_Exercise prompt_. Return the listing below word for word.

_Data excerpts_.

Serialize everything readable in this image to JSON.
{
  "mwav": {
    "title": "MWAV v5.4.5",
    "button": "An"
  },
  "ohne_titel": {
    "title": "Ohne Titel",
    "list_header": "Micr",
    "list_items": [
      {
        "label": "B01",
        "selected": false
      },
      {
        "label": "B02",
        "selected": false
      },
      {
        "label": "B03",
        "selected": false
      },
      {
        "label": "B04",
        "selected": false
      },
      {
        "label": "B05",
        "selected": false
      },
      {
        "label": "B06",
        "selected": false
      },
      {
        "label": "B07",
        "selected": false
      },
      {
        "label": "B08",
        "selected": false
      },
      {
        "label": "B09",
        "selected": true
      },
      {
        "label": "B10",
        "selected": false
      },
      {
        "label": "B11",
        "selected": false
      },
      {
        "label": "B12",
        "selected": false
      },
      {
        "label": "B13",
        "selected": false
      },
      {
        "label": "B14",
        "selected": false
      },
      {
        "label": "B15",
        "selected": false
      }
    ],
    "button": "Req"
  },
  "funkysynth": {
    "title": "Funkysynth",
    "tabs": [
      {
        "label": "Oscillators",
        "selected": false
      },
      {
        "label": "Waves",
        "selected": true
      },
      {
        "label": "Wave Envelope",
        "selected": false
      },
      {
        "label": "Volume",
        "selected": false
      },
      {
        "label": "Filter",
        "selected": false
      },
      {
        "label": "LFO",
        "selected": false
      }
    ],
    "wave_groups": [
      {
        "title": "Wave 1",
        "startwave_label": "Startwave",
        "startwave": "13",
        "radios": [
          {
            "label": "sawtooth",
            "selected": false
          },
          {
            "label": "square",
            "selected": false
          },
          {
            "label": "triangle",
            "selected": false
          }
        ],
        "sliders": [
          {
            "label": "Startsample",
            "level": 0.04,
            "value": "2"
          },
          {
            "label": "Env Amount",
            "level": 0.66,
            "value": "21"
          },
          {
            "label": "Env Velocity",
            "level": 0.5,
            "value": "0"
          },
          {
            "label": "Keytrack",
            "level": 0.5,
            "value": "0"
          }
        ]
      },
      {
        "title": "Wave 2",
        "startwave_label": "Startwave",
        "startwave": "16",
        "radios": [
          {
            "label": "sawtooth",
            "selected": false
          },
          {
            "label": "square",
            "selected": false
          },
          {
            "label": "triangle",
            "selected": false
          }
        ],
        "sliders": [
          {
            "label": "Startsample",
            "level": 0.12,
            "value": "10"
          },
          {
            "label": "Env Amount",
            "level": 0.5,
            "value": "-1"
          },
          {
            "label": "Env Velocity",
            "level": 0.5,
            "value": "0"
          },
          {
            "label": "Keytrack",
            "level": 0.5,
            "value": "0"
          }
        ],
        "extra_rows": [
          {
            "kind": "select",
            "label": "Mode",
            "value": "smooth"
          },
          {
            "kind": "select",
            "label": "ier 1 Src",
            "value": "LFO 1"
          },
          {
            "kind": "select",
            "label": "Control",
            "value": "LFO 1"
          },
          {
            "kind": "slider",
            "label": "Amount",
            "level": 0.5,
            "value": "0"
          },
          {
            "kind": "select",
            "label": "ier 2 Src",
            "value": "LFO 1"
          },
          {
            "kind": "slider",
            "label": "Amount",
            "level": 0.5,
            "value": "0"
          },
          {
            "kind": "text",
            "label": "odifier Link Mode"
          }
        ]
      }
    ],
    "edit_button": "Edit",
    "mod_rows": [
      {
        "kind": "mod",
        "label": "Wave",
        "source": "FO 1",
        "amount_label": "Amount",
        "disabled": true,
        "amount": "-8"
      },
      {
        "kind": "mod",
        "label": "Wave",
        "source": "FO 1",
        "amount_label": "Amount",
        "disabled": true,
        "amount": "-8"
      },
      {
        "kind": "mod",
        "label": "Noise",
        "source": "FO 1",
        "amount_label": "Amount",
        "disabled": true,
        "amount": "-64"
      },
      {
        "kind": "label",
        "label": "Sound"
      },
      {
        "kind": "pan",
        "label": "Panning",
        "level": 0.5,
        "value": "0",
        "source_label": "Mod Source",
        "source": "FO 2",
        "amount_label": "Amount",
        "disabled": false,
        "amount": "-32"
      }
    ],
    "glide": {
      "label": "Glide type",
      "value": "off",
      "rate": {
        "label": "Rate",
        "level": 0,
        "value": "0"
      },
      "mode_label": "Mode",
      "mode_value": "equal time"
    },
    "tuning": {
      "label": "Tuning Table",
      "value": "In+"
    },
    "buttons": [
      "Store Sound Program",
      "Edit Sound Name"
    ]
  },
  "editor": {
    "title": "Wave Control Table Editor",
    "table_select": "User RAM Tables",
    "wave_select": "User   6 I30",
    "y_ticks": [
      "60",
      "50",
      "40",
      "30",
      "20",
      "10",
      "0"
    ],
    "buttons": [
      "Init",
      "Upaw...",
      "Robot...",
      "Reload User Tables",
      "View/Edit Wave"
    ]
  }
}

_Correct result_.
Serialize everything readable in this image to JSON.
{
  "mwav": {
    "title": "MWAV v5.4.5",
    "button": "An"
  },
  "ohne_titel": {
    "title": "Ohne Titel",
    "list_header": "Micr",
    "list_items": [
      {
        "label": "B01",
        "selected": false
      },
      {
        "label": "B02",
        "selected": false
      },
      {
        "label": "B03",
        "selected": false
      },
      {
        "label": "B04",
        "selected": false
      },
      {
        "label": "B05",
        "selected": false
      },
      {
        "label": "B06",
        "selected": false
      },
      {
        "label": "B07",
        "selected": false
      },
      {
        "label": "B08",
        "selected": false
      },
      {
        "label": "B09",
        "selected": true
      },
      {
        "label": "B10",
        "selected": false
      },
      {
        "label": "B11",
        "selected": false
      },
      {
        "label": "B12",
        "selected": false
      },
      {
        "label": "B13",
        "selected": false
      },
      {
        "label": "B14",
        "selected": false
      },
      {
        "label": "B15",
        "selected": false
      }
    ],
    "button": "Req"
  },
  "funkysynth": {
    "title": "Funkysynth",
    "tabs": [
      {
        "label": "Oscillators",
        "selected": false
      },
      {
        "label": "Waves",
        "selected": true
      },
      {
        "label": "Wave Envelope",
        "selected": false
      },
      {
        "label": "Volume",
        "selected": false
      },
      {
        "label": "Filter",
        "selected": false
      },
      {
        "label": "LFO",
        "selected": false
      }
    ],
    "wave_groups": [
      {
        "title": "Wave 1",
        "startwave_label": "Startwave",
        "startwave": "13",
        "radios": [
          {
            "label": "sawtooth",
            "selected": false
          },
          {
            "label": "square",
            "selected": false
          },
          {
            "label": "triangle",
            "selected": false
          }
        ],
        "sliders": [
          {
            "label": "Startsample",
            "level": 0.04,
            "value": "2"
          },
          {
            "label": "Env Amount",
            "level": 0.66,
            "value": "21"
          },
          {
            "label": "Env Velocity",
            "level": 0.5,
            "value": "0"
          },
          {
            "label": "Keytrack",
            "level": 0.5,
            "value": "0"
          }
        ]
      },
      {
        "title": "Wave 2",
        "startwave_label": "Startwave",
        "startwave": "16",
        "radios": [
          {
            "label": "sawtooth",
            "selected": false
          },
          {
            "label": "square",
            "selected": false
          },
          {
            "label": "triangle",
            "selected": false
          }
        ],
        "sliders": [
          {
            "label": "Startsample",
            "level": 0.12,
            "value": "10"
          },
          {
            "label": "Env Amount",
            "level": 0.5,
            "value": "-1"
          },
          {
            "label": "Env Velocity",
            "level": 0.5,
            "value": "0"
          },
          {
            "label": "Keytrack",
            "level": 0.5,
            "value": "0"
          }
        ],
        "extra_rows": [
          {
            "kind": "select",
            "label": "Mode",
            "value": "smooth"
          },
          {
            "kind": "select",
            "label": "ier 1 Src",
            "value": "LFO 1"
          },
          {
            "kind": "select",
            "label": "Control",
            "value": "LFO 1"
          },
          {
            "kind": "slider",
            "label": "Amount",
            "level": 0.5,
            "value": "0"
          },
          {
            "kind": "select",
            "label": "ier 2 Src",
            "value": "LFO 1"
          },
          {
            "kind": "slider",
            "label": "Amount",
            "level": 0.5,
            "value": "0"
          },
          {
            "kind": "text",
            "label": "odifier Link Mode"
          }
        ]
      }
    ],
    "edit_button": "Edit",
    "mod_rows": [
      {
        "kind": "mod",
        "label": "Wave",
        "source": "FO 1",
        "amount_label": "Amount",
        "disabled": true,
        "amount": "-8"
      },
      {
        "kind": "mod",
        "label": "Wave",
        "source": "FO 1",
        "amount_label": "Amount",
        "disabled": true,
        "amount": "-8"
      },
      {
        "kind": "mod",
        "label": "Noise",
        "source": "FO 1",
        "amount_label": "Amount",
        "disabled": true,
        "amount": "-64"
      },
      {
        "kind": "label",
        "label": "Sound"
      },
      {
        "kind": "pan",
        "label": "Panning",
        "level": 0.5,
        "value": "0",
        "source_label": "Mod Source",
        "source": "FO 2",
        "amount_label": "Amount",
        "disabled": false,
        "amount": "-32"
      }
    ],
    "glide": {
      "label": "Glide type",
      "value": "off",
      "rate": {
        "label": "Rate",
        "level": 0,
        "value": "0"
      },
      "mode_label": "Mode",
      "mode_value": "equal time"
    },
    "tuning": {
      "label": "Tuning Table",
      "value": "In+"
    },
    "buttons": [
      "Store Sound Program",
      "Edit Sound Name"
    ]
  },
  "editor": {
    "title": "Wave Control Table Editor",
    "table_select": "User RAM Tables",
    "wave_select": "User   6 I30",
    "y_ticks": [
      "60",
      "50",
      "40",
      "30",
      "20",
      "10",
      "0"
    ],
    "buttons": [
      "Init",
      "Upaw...",
      "Robot...",
      "Reload User Tables",
      "View/Edit Wave"
    ]
  }
}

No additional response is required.